» Given entries:
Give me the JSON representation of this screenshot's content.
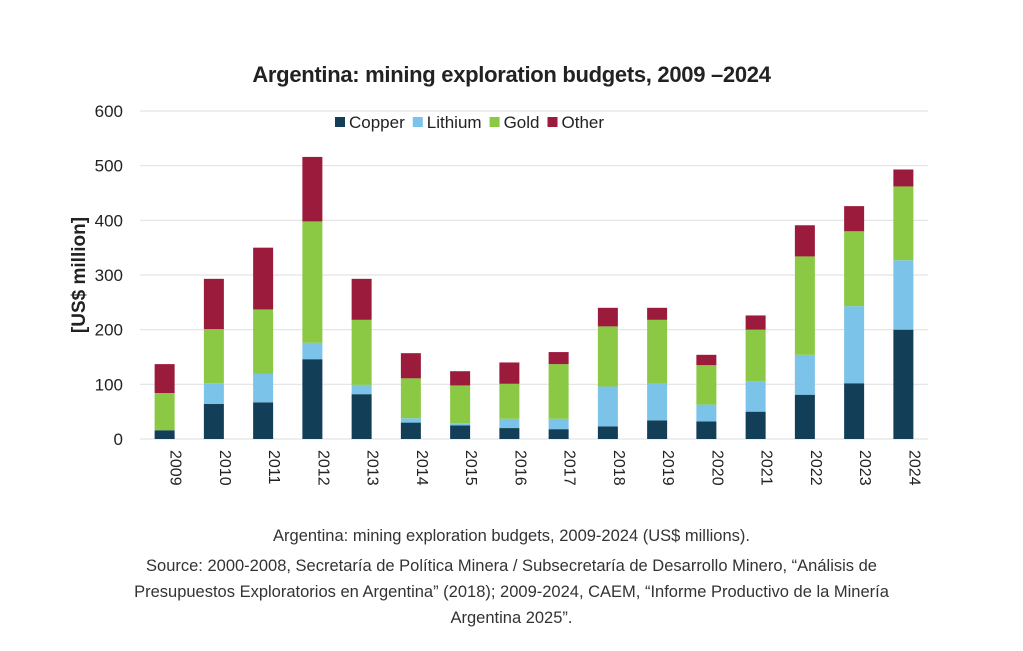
{
  "chart_data": {
    "type": "bar",
    "stacked": true,
    "title": "Argentina: mining exploration budgets, 2009 –2024",
    "xlabel": "",
    "ylabel": "[US$ million]",
    "ylim": [
      0,
      600
    ],
    "yticks": [
      0,
      100,
      200,
      300,
      400,
      500,
      600
    ],
    "grid": true,
    "legend_position": "top",
    "categories": [
      "2009",
      "2010",
      "2011",
      "2012",
      "2013",
      "2014",
      "2015",
      "2016",
      "2017",
      "2018",
      "2019",
      "2020",
      "2021",
      "2022",
      "2023",
      "2024"
    ],
    "series": [
      {
        "name": "Copper",
        "color": "#133e57",
        "values": [
          16,
          64,
          67,
          146,
          82,
          30,
          25,
          20,
          18,
          23,
          34,
          32,
          50,
          81,
          102,
          200
        ]
      },
      {
        "name": "Lithium",
        "color": "#7bc3e8",
        "values": [
          0,
          38,
          52,
          30,
          17,
          8,
          4,
          17,
          19,
          73,
          67,
          31,
          56,
          73,
          141,
          127
        ]
      },
      {
        "name": "Gold",
        "color": "#8bc944",
        "values": [
          68,
          99,
          118,
          222,
          119,
          73,
          69,
          64,
          100,
          110,
          117,
          72,
          94,
          180,
          137,
          135
        ]
      },
      {
        "name": "Other",
        "color": "#9b1b3c",
        "values": [
          53,
          92,
          113,
          118,
          75,
          46,
          26,
          39,
          22,
          34,
          22,
          19,
          26,
          57,
          46,
          31
        ]
      }
    ]
  },
  "caption": {
    "line1": "Argentina: mining exploration budgets, 2009-2024 (US$ millions).",
    "line2": "Source: 2000-2008, Secretaría de Política Minera / Subsecretaría de Desarrollo Minero, “Análisis de",
    "line3": "Presupuestos Exploratorios en Argentina” (2018); 2009-2024, CAEM, “Informe Productivo de la Minería",
    "line4": "Argentina 2025”."
  }
}
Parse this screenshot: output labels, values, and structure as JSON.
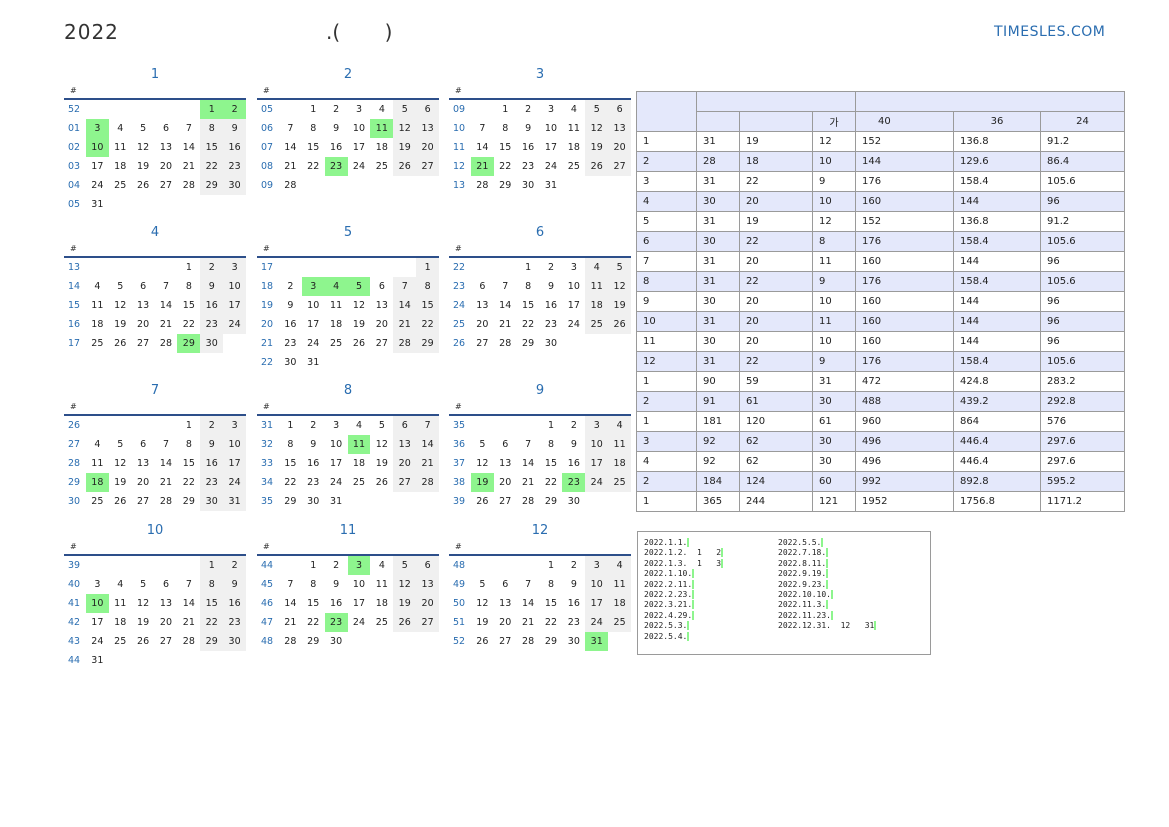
{
  "header": {
    "year": "2022",
    "subtitle": ".(       )",
    "site": "TIMESLES.COM"
  },
  "calendar": {
    "week_header": "#",
    "months": [
      {
        "title": "1",
        "weeks": [
          {
            "w": "52",
            "d": [
              "",
              "",
              "",
              "",
              "",
              "1",
              "2"
            ]
          },
          {
            "w": "01",
            "d": [
              "3",
              "4",
              "5",
              "6",
              "7",
              "8",
              "9"
            ]
          },
          {
            "w": "02",
            "d": [
              "10",
              "11",
              "12",
              "13",
              "14",
              "15",
              "16"
            ]
          },
          {
            "w": "03",
            "d": [
              "17",
              "18",
              "19",
              "20",
              "21",
              "22",
              "23"
            ]
          },
          {
            "w": "04",
            "d": [
              "24",
              "25",
              "26",
              "27",
              "28",
              "29",
              "30"
            ]
          },
          {
            "w": "05",
            "d": [
              "31",
              "",
              "",
              "",
              "",
              "",
              ""
            ]
          }
        ],
        "holidays": [
          "1",
          "2",
          "3",
          "10"
        ]
      },
      {
        "title": "2",
        "weeks": [
          {
            "w": "05",
            "d": [
              "",
              "1",
              "2",
              "3",
              "4",
              "5",
              "6"
            ]
          },
          {
            "w": "06",
            "d": [
              "7",
              "8",
              "9",
              "10",
              "11",
              "12",
              "13"
            ]
          },
          {
            "w": "07",
            "d": [
              "14",
              "15",
              "16",
              "17",
              "18",
              "19",
              "20"
            ]
          },
          {
            "w": "08",
            "d": [
              "21",
              "22",
              "23",
              "24",
              "25",
              "26",
              "27"
            ]
          },
          {
            "w": "09",
            "d": [
              "28",
              "",
              "",
              "",
              "",
              "",
              ""
            ]
          }
        ],
        "holidays": [
          "11",
          "23"
        ]
      },
      {
        "title": "3",
        "weeks": [
          {
            "w": "09",
            "d": [
              "",
              "1",
              "2",
              "3",
              "4",
              "5",
              "6"
            ]
          },
          {
            "w": "10",
            "d": [
              "7",
              "8",
              "9",
              "10",
              "11",
              "12",
              "13"
            ]
          },
          {
            "w": "11",
            "d": [
              "14",
              "15",
              "16",
              "17",
              "18",
              "19",
              "20"
            ]
          },
          {
            "w": "12",
            "d": [
              "21",
              "22",
              "23",
              "24",
              "25",
              "26",
              "27"
            ]
          },
          {
            "w": "13",
            "d": [
              "28",
              "29",
              "30",
              "31",
              "",
              "",
              ""
            ]
          }
        ],
        "holidays": [
          "21"
        ]
      },
      {
        "title": "4",
        "weeks": [
          {
            "w": "13",
            "d": [
              "",
              "",
              "",
              "",
              "1",
              "2",
              "3"
            ]
          },
          {
            "w": "14",
            "d": [
              "4",
              "5",
              "6",
              "7",
              "8",
              "9",
              "10"
            ]
          },
          {
            "w": "15",
            "d": [
              "11",
              "12",
              "13",
              "14",
              "15",
              "16",
              "17"
            ]
          },
          {
            "w": "16",
            "d": [
              "18",
              "19",
              "20",
              "21",
              "22",
              "23",
              "24"
            ]
          },
          {
            "w": "17",
            "d": [
              "25",
              "26",
              "27",
              "28",
              "29",
              "30",
              ""
            ]
          }
        ],
        "holidays": [
          "29"
        ]
      },
      {
        "title": "5",
        "weeks": [
          {
            "w": "17",
            "d": [
              "",
              "",
              "",
              "",
              "",
              "",
              "1"
            ]
          },
          {
            "w": "18",
            "d": [
              "2",
              "3",
              "4",
              "5",
              "6",
              "7",
              "8"
            ]
          },
          {
            "w": "19",
            "d": [
              "9",
              "10",
              "11",
              "12",
              "13",
              "14",
              "15"
            ]
          },
          {
            "w": "20",
            "d": [
              "16",
              "17",
              "18",
              "19",
              "20",
              "21",
              "22"
            ]
          },
          {
            "w": "21",
            "d": [
              "23",
              "24",
              "25",
              "26",
              "27",
              "28",
              "29"
            ]
          },
          {
            "w": "22",
            "d": [
              "30",
              "31",
              "",
              "",
              "",
              "",
              ""
            ]
          }
        ],
        "holidays": [
          "3",
          "4",
          "5"
        ]
      },
      {
        "title": "6",
        "weeks": [
          {
            "w": "22",
            "d": [
              "",
              "",
              "1",
              "2",
              "3",
              "4",
              "5"
            ]
          },
          {
            "w": "23",
            "d": [
              "6",
              "7",
              "8",
              "9",
              "10",
              "11",
              "12"
            ]
          },
          {
            "w": "24",
            "d": [
              "13",
              "14",
              "15",
              "16",
              "17",
              "18",
              "19"
            ]
          },
          {
            "w": "25",
            "d": [
              "20",
              "21",
              "22",
              "23",
              "24",
              "25",
              "26"
            ]
          },
          {
            "w": "26",
            "d": [
              "27",
              "28",
              "29",
              "30",
              "",
              "",
              ""
            ]
          }
        ],
        "holidays": []
      },
      {
        "title": "7",
        "weeks": [
          {
            "w": "26",
            "d": [
              "",
              "",
              "",
              "",
              "1",
              "2",
              "3"
            ]
          },
          {
            "w": "27",
            "d": [
              "4",
              "5",
              "6",
              "7",
              "8",
              "9",
              "10"
            ]
          },
          {
            "w": "28",
            "d": [
              "11",
              "12",
              "13",
              "14",
              "15",
              "16",
              "17"
            ]
          },
          {
            "w": "29",
            "d": [
              "18",
              "19",
              "20",
              "21",
              "22",
              "23",
              "24"
            ]
          },
          {
            "w": "30",
            "d": [
              "25",
              "26",
              "27",
              "28",
              "29",
              "30",
              "31"
            ]
          }
        ],
        "holidays": [
          "18"
        ]
      },
      {
        "title": "8",
        "weeks": [
          {
            "w": "31",
            "d": [
              "1",
              "2",
              "3",
              "4",
              "5",
              "6",
              "7"
            ]
          },
          {
            "w": "32",
            "d": [
              "8",
              "9",
              "10",
              "11",
              "12",
              "13",
              "14"
            ]
          },
          {
            "w": "33",
            "d": [
              "15",
              "16",
              "17",
              "18",
              "19",
              "20",
              "21"
            ]
          },
          {
            "w": "34",
            "d": [
              "22",
              "23",
              "24",
              "25",
              "26",
              "27",
              "28"
            ]
          },
          {
            "w": "35",
            "d": [
              "29",
              "30",
              "31",
              "",
              "",
              "",
              ""
            ]
          }
        ],
        "holidays": [
          "11"
        ]
      },
      {
        "title": "9",
        "weeks": [
          {
            "w": "35",
            "d": [
              "",
              "",
              "",
              "1",
              "2",
              "3",
              "4"
            ]
          },
          {
            "w": "36",
            "d": [
              "5",
              "6",
              "7",
              "8",
              "9",
              "10",
              "11"
            ]
          },
          {
            "w": "37",
            "d": [
              "12",
              "13",
              "14",
              "15",
              "16",
              "17",
              "18"
            ]
          },
          {
            "w": "38",
            "d": [
              "19",
              "20",
              "21",
              "22",
              "23",
              "24",
              "25"
            ]
          },
          {
            "w": "39",
            "d": [
              "26",
              "27",
              "28",
              "29",
              "30",
              "",
              ""
            ]
          }
        ],
        "holidays": [
          "19",
          "23"
        ]
      },
      {
        "title": "10",
        "weeks": [
          {
            "w": "39",
            "d": [
              "",
              "",
              "",
              "",
              "",
              "1",
              "2"
            ]
          },
          {
            "w": "40",
            "d": [
              "3",
              "4",
              "5",
              "6",
              "7",
              "8",
              "9"
            ]
          },
          {
            "w": "41",
            "d": [
              "10",
              "11",
              "12",
              "13",
              "14",
              "15",
              "16"
            ]
          },
          {
            "w": "42",
            "d": [
              "17",
              "18",
              "19",
              "20",
              "21",
              "22",
              "23"
            ]
          },
          {
            "w": "43",
            "d": [
              "24",
              "25",
              "26",
              "27",
              "28",
              "29",
              "30"
            ]
          },
          {
            "w": "44",
            "d": [
              "31",
              "",
              "",
              "",
              "",
              "",
              ""
            ]
          }
        ],
        "holidays": [
          "10"
        ]
      },
      {
        "title": "11",
        "weeks": [
          {
            "w": "44",
            "d": [
              "",
              "1",
              "2",
              "3",
              "4",
              "5",
              "6"
            ]
          },
          {
            "w": "45",
            "d": [
              "7",
              "8",
              "9",
              "10",
              "11",
              "12",
              "13"
            ]
          },
          {
            "w": "46",
            "d": [
              "14",
              "15",
              "16",
              "17",
              "18",
              "19",
              "20"
            ]
          },
          {
            "w": "47",
            "d": [
              "21",
              "22",
              "23",
              "24",
              "25",
              "26",
              "27"
            ]
          },
          {
            "w": "48",
            "d": [
              "28",
              "29",
              "30",
              "",
              "",
              "",
              ""
            ]
          }
        ],
        "holidays": [
          "3",
          "23"
        ]
      },
      {
        "title": "12",
        "weeks": [
          {
            "w": "48",
            "d": [
              "",
              "",
              "",
              "1",
              "2",
              "3",
              "4"
            ]
          },
          {
            "w": "49",
            "d": [
              "5",
              "6",
              "7",
              "8",
              "9",
              "10",
              "11"
            ]
          },
          {
            "w": "50",
            "d": [
              "12",
              "13",
              "14",
              "15",
              "16",
              "17",
              "18"
            ]
          },
          {
            "w": "51",
            "d": [
              "19",
              "20",
              "21",
              "22",
              "23",
              "24",
              "25"
            ]
          },
          {
            "w": "52",
            "d": [
              "26",
              "27",
              "28",
              "29",
              "30",
              "31",
              ""
            ]
          }
        ],
        "holidays": [
          "31"
        ]
      }
    ]
  },
  "stats": {
    "sub_headers": [
      "",
      "",
      "가",
      "40",
      "36",
      "24"
    ],
    "rows": [
      [
        "1",
        "31",
        "19",
        "12",
        "152",
        "136.8",
        "91.2"
      ],
      [
        "2",
        "28",
        "18",
        "10",
        "144",
        "129.6",
        "86.4"
      ],
      [
        "3",
        "31",
        "22",
        "9",
        "176",
        "158.4",
        "105.6"
      ],
      [
        "4",
        "30",
        "20",
        "10",
        "160",
        "144",
        "96"
      ],
      [
        "5",
        "31",
        "19",
        "12",
        "152",
        "136.8",
        "91.2"
      ],
      [
        "6",
        "30",
        "22",
        "8",
        "176",
        "158.4",
        "105.6"
      ],
      [
        "7",
        "31",
        "20",
        "11",
        "160",
        "144",
        "96"
      ],
      [
        "8",
        "31",
        "22",
        "9",
        "176",
        "158.4",
        "105.6"
      ],
      [
        "9",
        "30",
        "20",
        "10",
        "160",
        "144",
        "96"
      ],
      [
        "10",
        "31",
        "20",
        "11",
        "160",
        "144",
        "96"
      ],
      [
        "11",
        "30",
        "20",
        "10",
        "160",
        "144",
        "96"
      ],
      [
        "12",
        "31",
        "22",
        "9",
        "176",
        "158.4",
        "105.6"
      ],
      [
        "1",
        "90",
        "59",
        "31",
        "472",
        "424.8",
        "283.2"
      ],
      [
        "2",
        "91",
        "61",
        "30",
        "488",
        "439.2",
        "292.8"
      ],
      [
        "1",
        "181",
        "120",
        "61",
        "960",
        "864",
        "576"
      ],
      [
        "3",
        "92",
        "62",
        "30",
        "496",
        "446.4",
        "297.6"
      ],
      [
        "4",
        "92",
        "62",
        "30",
        "496",
        "446.4",
        "297.6"
      ],
      [
        "2",
        "184",
        "124",
        "60",
        "992",
        "892.8",
        "595.2"
      ],
      [
        "1",
        "365",
        "244",
        "121",
        "1952",
        "1756.8",
        "1171.2"
      ]
    ]
  },
  "holiday_list": {
    "left": [
      "2022.1.1.",
      "2022.1.2.  1   2",
      "2022.1.3.  1   3",
      "2022.1.10.",
      "2022.2.11.",
      "2022.2.23.",
      "2022.3.21.",
      "2022.4.29.",
      "2022.5.3.",
      "2022.5.4."
    ],
    "right": [
      "2022.5.5.",
      "2022.7.18.",
      "2022.8.11.",
      "2022.9.19.",
      "2022.9.23.",
      "2022.10.10.",
      "2022.11.3.",
      "2022.11.23.",
      "2022.12.31.  12   31"
    ],
    "marker_color": "#8ef58e"
  }
}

» Stated task: List each line of the entries that holds the string "name".

» Task answer:
        "name": "Copper",
        "name": "Lithium",
        "name": "Gold",
        "name": "Other",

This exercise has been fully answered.